:: WHAT IS ASKED ::
Using the listing below, select the lines with the word "competition" and copy them.

Dataset rows:
---*---
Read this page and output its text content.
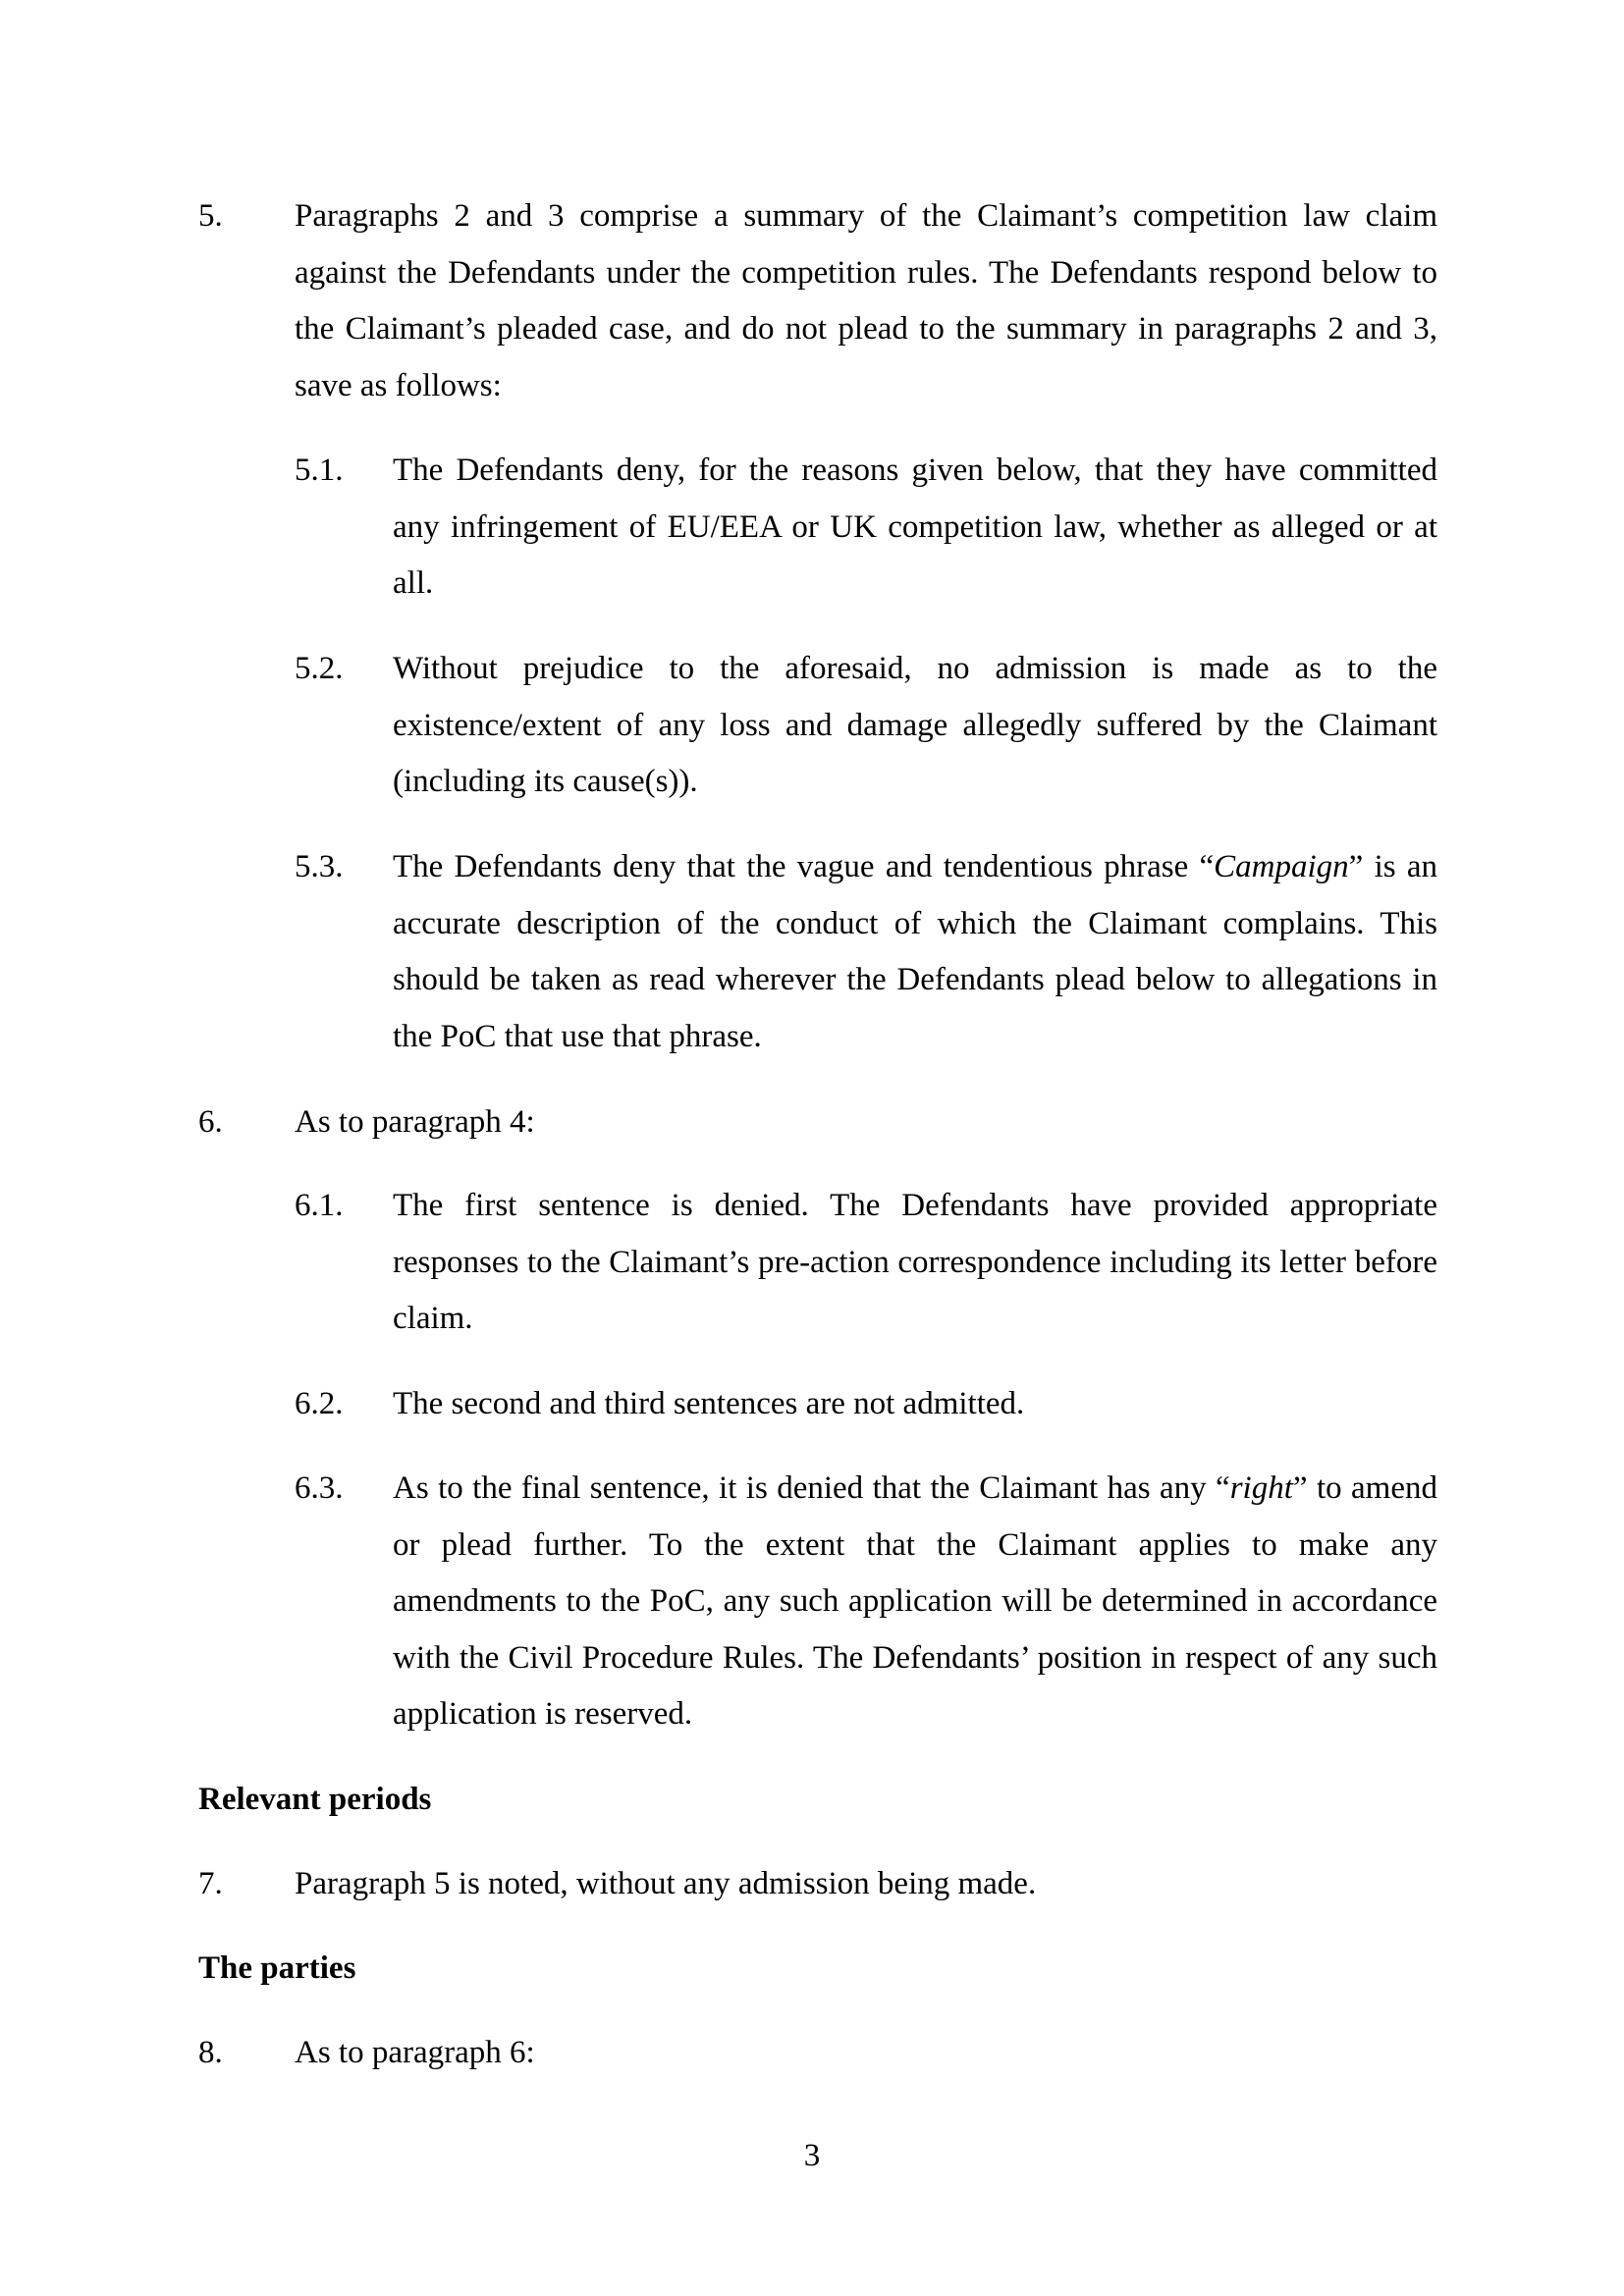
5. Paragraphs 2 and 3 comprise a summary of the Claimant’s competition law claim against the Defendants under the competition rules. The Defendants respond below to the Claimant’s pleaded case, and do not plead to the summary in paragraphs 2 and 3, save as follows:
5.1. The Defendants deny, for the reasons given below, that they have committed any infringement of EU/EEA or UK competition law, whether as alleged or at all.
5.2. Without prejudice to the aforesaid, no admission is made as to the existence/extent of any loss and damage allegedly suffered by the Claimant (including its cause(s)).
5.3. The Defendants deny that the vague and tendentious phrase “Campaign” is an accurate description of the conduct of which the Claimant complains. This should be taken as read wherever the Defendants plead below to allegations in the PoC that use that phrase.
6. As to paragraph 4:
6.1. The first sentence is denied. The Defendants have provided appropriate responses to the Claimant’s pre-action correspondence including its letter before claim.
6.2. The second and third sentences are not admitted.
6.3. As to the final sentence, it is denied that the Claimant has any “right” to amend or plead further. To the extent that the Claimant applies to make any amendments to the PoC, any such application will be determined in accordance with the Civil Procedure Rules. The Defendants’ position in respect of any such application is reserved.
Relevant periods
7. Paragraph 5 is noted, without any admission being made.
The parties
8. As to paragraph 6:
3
---*---
:: SOLUTION TO THE EXERCISE ::
5. Paragraphs 2 and 3 comprise a summary of the Claimant’s competition law claim against the Defendants under the competition rules. The Defendants respond below to the Claimant’s pleaded case, and do not plead to the summary in paragraphs 2 and 3, save as follows:
5.1. The Defendants deny, for the reasons given below, that they have committed any infringement of EU/EEA or UK competition law, whether as alleged or at all.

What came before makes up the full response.